## Dataset records
————

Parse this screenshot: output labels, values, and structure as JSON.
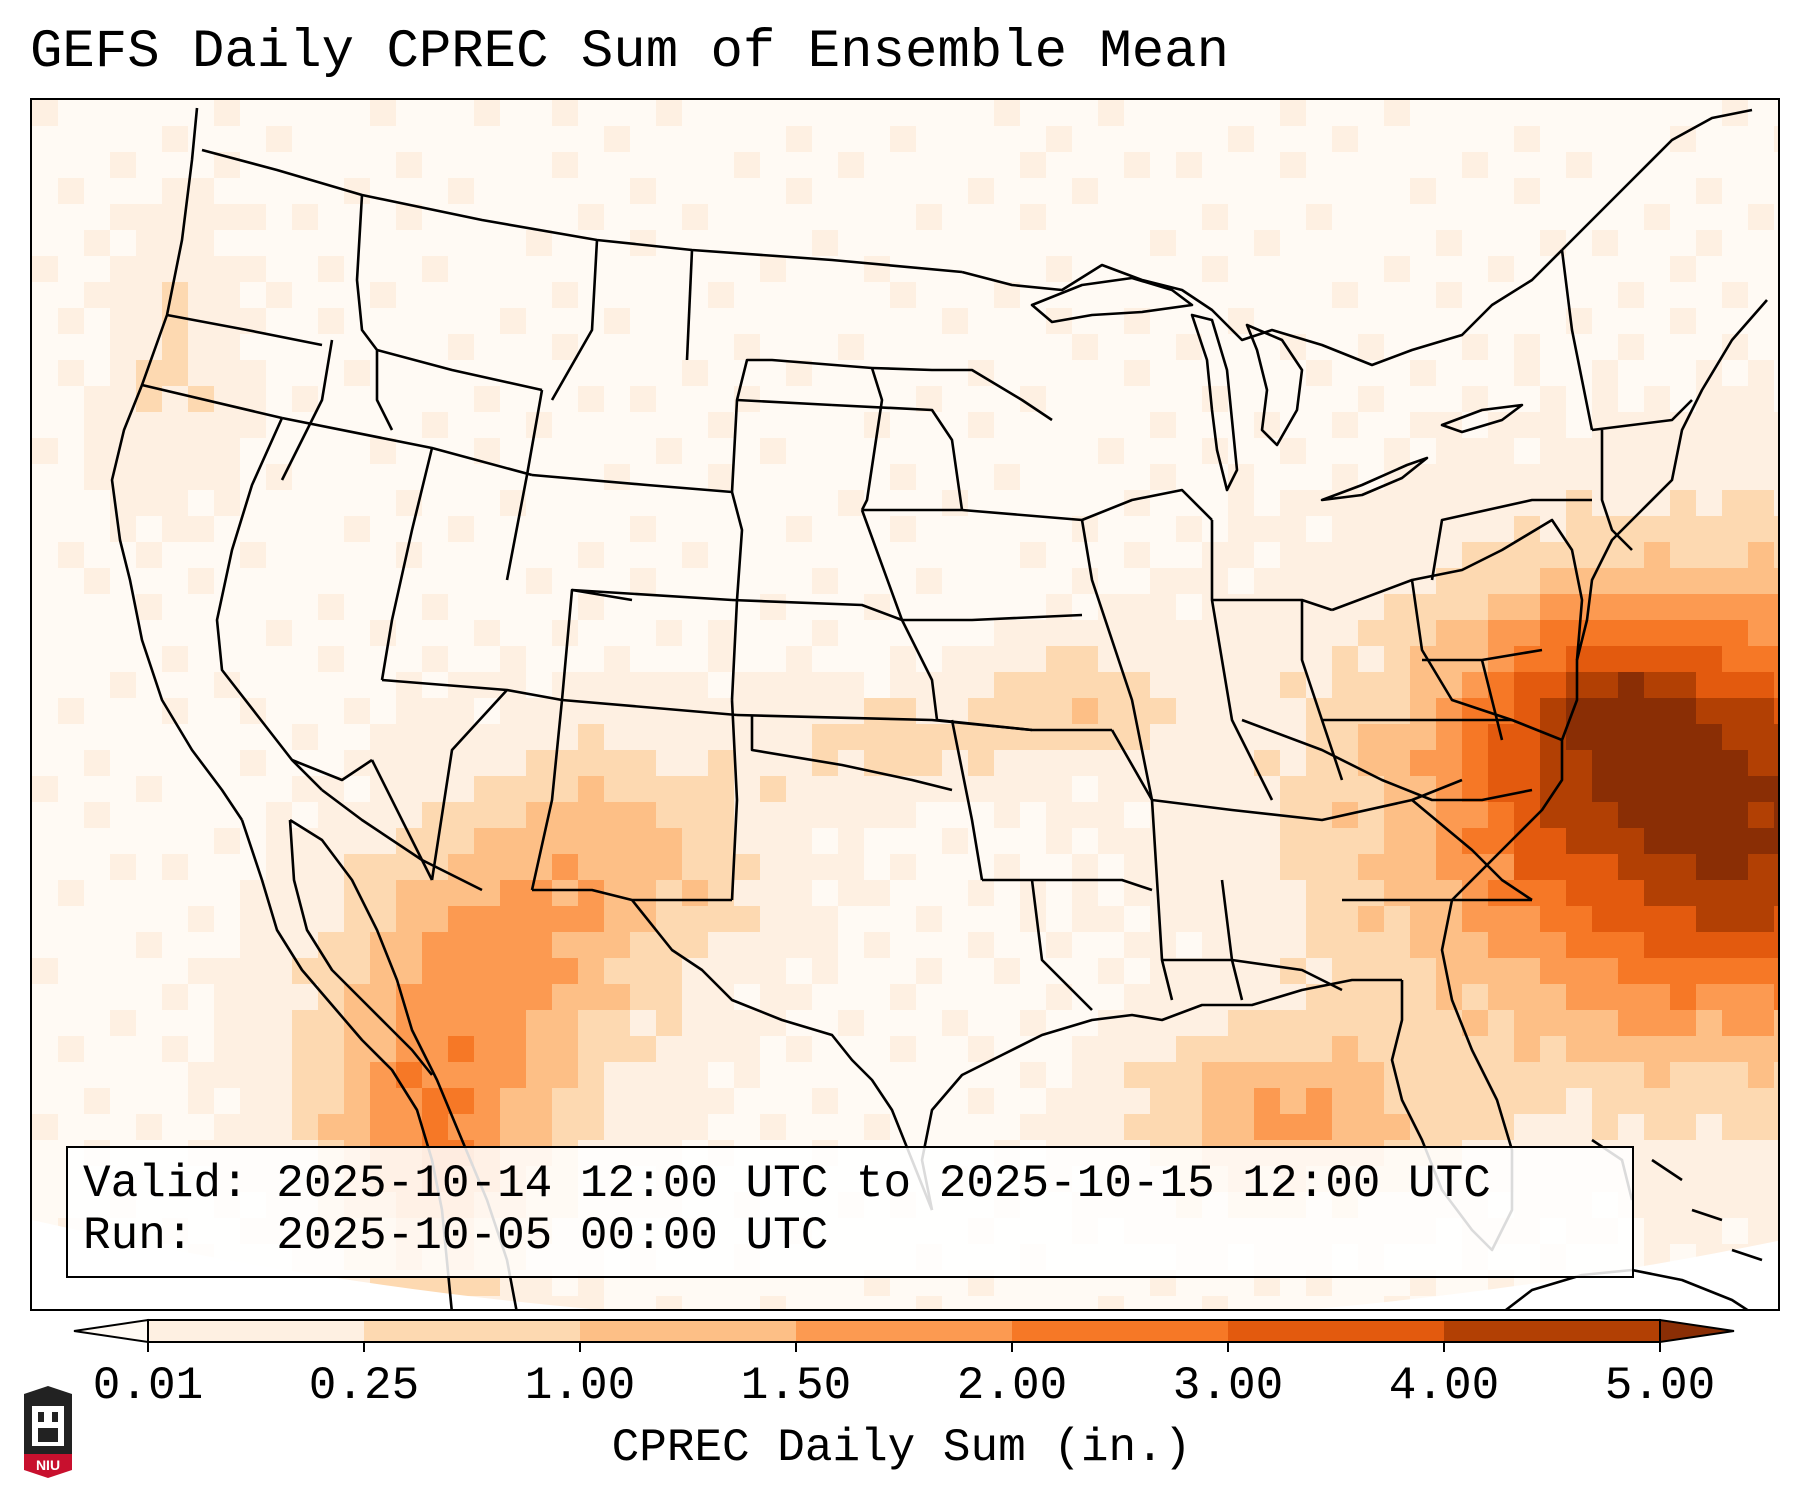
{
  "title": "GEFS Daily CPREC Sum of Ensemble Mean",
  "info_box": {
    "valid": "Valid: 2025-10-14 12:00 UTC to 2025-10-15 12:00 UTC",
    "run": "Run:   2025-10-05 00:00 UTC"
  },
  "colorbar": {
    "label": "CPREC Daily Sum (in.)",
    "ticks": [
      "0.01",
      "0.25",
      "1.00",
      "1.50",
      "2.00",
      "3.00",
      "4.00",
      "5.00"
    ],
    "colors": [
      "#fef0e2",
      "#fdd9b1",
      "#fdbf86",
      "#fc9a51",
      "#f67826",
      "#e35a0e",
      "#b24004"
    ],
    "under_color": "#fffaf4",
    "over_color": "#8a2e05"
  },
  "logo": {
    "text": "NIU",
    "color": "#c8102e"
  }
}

————

## The problem
Report how many lines of the records above contain the word "CPREC", giving only the number.

## Exercise answer
2